# RECORD SET
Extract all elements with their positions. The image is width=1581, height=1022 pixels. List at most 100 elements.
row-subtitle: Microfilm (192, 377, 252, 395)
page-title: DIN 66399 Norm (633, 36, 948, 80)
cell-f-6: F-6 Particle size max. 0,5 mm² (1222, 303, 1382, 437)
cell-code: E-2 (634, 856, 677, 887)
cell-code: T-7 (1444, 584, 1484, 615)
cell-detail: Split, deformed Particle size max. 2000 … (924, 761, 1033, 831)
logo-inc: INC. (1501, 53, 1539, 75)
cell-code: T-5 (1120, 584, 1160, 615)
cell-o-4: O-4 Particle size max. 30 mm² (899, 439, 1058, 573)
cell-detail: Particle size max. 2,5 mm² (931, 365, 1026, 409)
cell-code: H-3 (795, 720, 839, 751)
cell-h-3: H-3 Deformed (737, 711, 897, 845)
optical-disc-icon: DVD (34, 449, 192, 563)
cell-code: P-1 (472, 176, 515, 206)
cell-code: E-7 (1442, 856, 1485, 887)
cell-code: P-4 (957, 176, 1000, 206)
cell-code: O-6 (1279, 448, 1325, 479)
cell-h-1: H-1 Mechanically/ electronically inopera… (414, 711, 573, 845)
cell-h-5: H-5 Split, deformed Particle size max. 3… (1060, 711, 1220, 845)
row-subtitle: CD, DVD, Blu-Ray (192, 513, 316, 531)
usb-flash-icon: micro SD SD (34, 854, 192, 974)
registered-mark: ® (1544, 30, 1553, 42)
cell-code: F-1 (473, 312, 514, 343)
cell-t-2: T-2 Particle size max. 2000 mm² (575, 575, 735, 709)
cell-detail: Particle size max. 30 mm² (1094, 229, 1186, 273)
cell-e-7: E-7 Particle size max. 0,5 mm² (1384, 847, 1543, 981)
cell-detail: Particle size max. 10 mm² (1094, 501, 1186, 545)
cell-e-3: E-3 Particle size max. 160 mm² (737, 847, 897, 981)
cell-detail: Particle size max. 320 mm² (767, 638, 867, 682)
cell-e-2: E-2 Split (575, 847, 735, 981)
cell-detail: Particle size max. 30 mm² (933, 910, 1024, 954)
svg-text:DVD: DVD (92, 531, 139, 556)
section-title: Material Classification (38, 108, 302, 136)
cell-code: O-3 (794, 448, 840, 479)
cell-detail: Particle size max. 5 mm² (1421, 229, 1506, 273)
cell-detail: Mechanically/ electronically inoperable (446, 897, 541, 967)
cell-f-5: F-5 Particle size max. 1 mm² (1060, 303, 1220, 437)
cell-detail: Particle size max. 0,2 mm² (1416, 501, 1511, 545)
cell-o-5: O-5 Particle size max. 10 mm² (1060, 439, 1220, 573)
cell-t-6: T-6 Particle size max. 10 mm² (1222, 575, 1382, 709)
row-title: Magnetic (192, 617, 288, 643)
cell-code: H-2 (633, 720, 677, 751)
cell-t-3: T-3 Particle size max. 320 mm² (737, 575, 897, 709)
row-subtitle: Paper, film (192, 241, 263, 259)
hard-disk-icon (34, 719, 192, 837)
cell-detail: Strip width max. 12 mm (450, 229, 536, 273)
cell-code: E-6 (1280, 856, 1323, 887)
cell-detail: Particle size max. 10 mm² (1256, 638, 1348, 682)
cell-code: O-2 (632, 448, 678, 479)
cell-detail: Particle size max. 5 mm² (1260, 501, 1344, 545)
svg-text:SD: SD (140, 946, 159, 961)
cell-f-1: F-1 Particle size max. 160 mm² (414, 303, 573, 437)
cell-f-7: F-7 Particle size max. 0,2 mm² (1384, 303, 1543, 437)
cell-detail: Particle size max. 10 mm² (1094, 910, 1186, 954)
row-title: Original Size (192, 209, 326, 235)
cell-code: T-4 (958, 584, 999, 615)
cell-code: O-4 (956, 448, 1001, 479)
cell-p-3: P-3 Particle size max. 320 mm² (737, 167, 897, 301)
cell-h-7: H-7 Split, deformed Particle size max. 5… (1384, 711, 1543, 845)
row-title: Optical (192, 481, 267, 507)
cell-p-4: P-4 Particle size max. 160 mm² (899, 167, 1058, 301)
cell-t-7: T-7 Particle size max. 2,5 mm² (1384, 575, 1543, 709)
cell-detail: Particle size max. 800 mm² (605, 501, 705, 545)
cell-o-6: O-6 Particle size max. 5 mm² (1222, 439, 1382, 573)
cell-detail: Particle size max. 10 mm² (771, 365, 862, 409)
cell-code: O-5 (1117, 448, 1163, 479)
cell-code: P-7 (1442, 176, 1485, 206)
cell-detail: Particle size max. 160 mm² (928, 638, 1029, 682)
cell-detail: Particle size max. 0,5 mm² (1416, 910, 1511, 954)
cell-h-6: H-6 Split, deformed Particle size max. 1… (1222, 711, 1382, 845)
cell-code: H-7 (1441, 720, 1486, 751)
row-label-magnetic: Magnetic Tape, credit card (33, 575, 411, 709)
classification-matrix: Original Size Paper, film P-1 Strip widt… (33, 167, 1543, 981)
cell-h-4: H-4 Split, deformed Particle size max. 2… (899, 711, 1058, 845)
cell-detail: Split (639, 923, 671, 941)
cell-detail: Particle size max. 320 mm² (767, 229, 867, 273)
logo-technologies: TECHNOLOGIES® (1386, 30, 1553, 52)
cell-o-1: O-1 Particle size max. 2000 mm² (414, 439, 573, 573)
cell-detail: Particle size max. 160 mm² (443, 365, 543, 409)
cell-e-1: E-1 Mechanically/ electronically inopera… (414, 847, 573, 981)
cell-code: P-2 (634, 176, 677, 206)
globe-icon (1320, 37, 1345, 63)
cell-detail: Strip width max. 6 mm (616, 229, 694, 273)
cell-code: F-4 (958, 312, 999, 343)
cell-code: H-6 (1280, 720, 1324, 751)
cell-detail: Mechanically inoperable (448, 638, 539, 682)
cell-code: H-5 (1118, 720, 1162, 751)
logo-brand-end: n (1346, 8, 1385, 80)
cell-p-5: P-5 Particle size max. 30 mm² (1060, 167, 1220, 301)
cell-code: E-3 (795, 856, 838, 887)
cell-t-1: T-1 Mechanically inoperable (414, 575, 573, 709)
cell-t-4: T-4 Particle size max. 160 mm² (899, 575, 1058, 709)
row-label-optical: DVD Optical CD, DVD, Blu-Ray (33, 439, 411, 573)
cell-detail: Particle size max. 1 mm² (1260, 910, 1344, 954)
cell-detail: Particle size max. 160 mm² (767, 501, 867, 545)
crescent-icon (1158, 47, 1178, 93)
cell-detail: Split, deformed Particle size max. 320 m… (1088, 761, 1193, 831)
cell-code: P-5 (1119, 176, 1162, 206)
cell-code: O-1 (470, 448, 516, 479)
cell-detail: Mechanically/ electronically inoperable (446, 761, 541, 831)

# EXERCISE
Identify each line in the records containing the string "subtitle" and copy every one of them.

# TASK ANSWER
row-subtitle: Microfilm (192, 377, 252, 395)
row-subtitle: CD, DVD, Blu-Ray (192, 513, 316, 531)
row-subtitle: Paper, film (192, 241, 263, 259)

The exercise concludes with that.